## Given problem
What follows is a set of records; repeat all of them exactly.

##### The records #####

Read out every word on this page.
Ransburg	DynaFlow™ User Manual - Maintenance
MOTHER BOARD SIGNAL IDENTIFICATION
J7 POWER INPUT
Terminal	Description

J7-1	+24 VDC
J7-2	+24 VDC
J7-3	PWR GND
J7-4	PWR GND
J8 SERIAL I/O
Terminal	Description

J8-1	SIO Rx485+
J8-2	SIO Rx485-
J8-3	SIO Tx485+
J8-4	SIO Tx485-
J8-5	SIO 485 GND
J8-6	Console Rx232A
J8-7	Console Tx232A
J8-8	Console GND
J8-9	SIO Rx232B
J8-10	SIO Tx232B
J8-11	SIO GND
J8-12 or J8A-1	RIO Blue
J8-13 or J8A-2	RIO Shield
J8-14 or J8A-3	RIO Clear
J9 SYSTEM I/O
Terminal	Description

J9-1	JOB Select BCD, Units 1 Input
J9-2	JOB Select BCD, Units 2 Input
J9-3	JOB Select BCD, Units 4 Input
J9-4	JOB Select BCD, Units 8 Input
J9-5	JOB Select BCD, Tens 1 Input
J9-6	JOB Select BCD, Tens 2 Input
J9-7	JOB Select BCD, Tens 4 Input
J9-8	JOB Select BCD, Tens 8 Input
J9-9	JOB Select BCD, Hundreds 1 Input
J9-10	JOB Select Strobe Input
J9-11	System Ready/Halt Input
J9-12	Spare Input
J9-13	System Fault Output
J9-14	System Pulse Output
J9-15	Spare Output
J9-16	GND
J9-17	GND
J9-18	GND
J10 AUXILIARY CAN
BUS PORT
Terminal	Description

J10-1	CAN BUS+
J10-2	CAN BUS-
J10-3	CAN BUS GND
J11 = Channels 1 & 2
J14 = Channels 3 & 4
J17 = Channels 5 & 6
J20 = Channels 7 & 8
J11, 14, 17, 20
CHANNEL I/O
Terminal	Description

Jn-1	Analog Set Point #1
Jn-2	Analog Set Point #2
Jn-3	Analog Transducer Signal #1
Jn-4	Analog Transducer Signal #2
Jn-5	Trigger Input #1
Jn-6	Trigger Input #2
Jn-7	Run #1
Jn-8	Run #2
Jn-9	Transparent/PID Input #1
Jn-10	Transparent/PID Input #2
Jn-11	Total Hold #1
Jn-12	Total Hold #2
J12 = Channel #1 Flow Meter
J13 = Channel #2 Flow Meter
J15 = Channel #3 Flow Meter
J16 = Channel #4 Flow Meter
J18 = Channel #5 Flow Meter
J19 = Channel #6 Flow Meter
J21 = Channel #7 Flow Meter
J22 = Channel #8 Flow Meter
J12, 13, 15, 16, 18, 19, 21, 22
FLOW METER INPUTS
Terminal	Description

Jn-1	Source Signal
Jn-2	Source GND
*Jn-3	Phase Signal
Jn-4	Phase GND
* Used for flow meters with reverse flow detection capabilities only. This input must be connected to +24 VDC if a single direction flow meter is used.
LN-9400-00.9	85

#####

## Written response
Read out every word on this page.
Ransburg	DynaFlow™ User Manual - Maintenance
MOTHER BOARD SIGNAL IDENTIFICATION
J7 POWER INPUT
Terminal	Description

J7-1	+24 VDC
J7-2	+24 VDC
J7-3	PWR GND
J7-4	PWR GND
J8 SERIAL I/O
Terminal	Description

J8-1	SIO Rx485+
J8-2	SIO Rx485-
J8-3	SIO Tx485+
J8-4	SIO Tx485-
J8-5	SIO 485 GND
J8-6	Console Rx232A
J8-7	Console Tx232A
J8-8	Console GND
J8-9	SIO Rx232B
J8-10	SIO Tx232B
J8-11	SIO GND
J8-12 or J8A-1	RIO Blue
J8-13 or J8A-2	RIO Shield
J8-14 or J8A-3	RIO Clear
J9 SYSTEM I/O
Terminal	Description

J9-1	JOB Select BCD, Units 1 Input
J9-2	JOB Select BCD, Units 2 Input
J9-3	JOB Select BCD, Units 4 Input
J9-4	JOB Select BCD, Units 8 Input
J9-5	JOB Select BCD, Tens 1 Input
J9-6	JOB Select BCD, Tens 2 Input
J9-7	JOB Select BCD, Tens 4 Input
J9-8	JOB Select BCD, Tens 8 Input
J9-9	JOB Select BCD, Hundreds 1 Input
J9-10	JOB Select Strobe Input
J9-11	System Ready/Halt Input
J9-12	Spare Input
J9-13	System Fault Output
J9-14	System Pulse Output
J9-15	Spare Output
J9-16	GND
J9-17	GND
J9-18	GND
J10 AUXILIARY CAN
BUS PORT
Terminal	Description

J10-1	CAN BUS+
J10-2	CAN BUS-
J10-3	CAN BUS GND
J11 = Channels 1 & 2
J14 = Channels 3 & 4
J17 = Channels 5 & 6
J20 = Channels 7 & 8
J11, 14, 17, 20
CHANNEL I/O
Terminal	Description

Jn-1	Analog Set Point #1
Jn-2	Analog Set Point #2
Jn-3	Analog Transducer Signal #1
Jn-4	Analog Transducer Signal #2
Jn-5	Trigger Input #1
Jn-6	Trigger Input #2
Jn-7	Run #1
Jn-8	Run #2
Jn-9	Transparent/PID Input #1
Jn-10	Transparent/PID Input #2
Jn-11	Total Hold #1
Jn-12	Total Hold #2
J12 = Channel #1 Flow Meter
J13 = Channel #2 Flow Meter
J15 = Channel #3 Flow Meter
J16 = Channel #4 Flow Meter
J18 = Channel #5 Flow Meter
J19 = Channel #6 Flow Meter
J21 = Channel #7 Flow Meter
J22 = Channel #8 Flow Meter
J12, 13, 15, 16, 18, 19, 21, 22
FLOW METER INPUTS
Terminal	Description

Jn-1	Source Signal
Jn-2	Source GND
*Jn-3	Phase Signal
Jn-4	Phase GND
* Used for flow meters with reverse flow detection capabilities only. This input must be connected to +24 VDC if a single direction flow meter is used.
LN-9400-00.9	85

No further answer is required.